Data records
>> begin

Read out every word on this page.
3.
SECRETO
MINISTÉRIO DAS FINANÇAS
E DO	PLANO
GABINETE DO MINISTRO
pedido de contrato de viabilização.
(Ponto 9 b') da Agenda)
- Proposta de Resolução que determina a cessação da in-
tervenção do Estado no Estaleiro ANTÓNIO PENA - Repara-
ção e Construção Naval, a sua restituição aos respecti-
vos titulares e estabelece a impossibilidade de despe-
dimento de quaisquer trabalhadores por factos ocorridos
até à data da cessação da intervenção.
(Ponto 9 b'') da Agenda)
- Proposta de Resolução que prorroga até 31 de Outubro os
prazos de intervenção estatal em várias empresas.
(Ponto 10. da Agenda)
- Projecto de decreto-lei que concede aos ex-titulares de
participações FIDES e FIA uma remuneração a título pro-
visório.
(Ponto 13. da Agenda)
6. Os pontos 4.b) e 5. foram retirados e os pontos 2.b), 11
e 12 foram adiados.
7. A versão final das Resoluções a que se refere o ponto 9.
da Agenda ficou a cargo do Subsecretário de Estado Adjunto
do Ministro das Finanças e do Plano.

>> end

**WHAT THE TASK ASKS**
Write the material out exactly, with nothing left out.

**WRITTEN ANSWER**
Read out every word on this page.
3.
SECRETO
MINISTÉRIO DAS FINANÇAS
E DO	PLANO
GABINETE DO MINISTRO
pedido de contrato de viabilização.
(Ponto 9 b') da Agenda)
- Proposta de Resolução que determina a cessação da in-
tervenção do Estado no Estaleiro ANTÓNIO PENA - Repara-
ção e Construção Naval, a sua restituição aos respecti-
vos titulares e estabelece a impossibilidade de despe-
dimento de quaisquer trabalhadores por factos ocorridos
até à data da cessação da intervenção.
(Ponto 9 b'') da Agenda)
- Proposta de Resolução que prorroga até 31 de Outubro os
prazos de intervenção estatal em várias empresas.
(Ponto 10. da Agenda)
- Projecto de decreto-lei que concede aos ex-titulares de
participações FIDES e FIA uma remuneração a título pro-
visório.
(Ponto 13. da Agenda)
6. Os pontos 4.b) e 5. foram retirados e os pontos 2.b), 11
e 12 foram adiados.
7. A versão final das Resoluções a que se refere o ponto 9.
da Agenda ficou a cargo do Subsecretário de Estado Adjunto
do Ministro das Finanças e do Plano.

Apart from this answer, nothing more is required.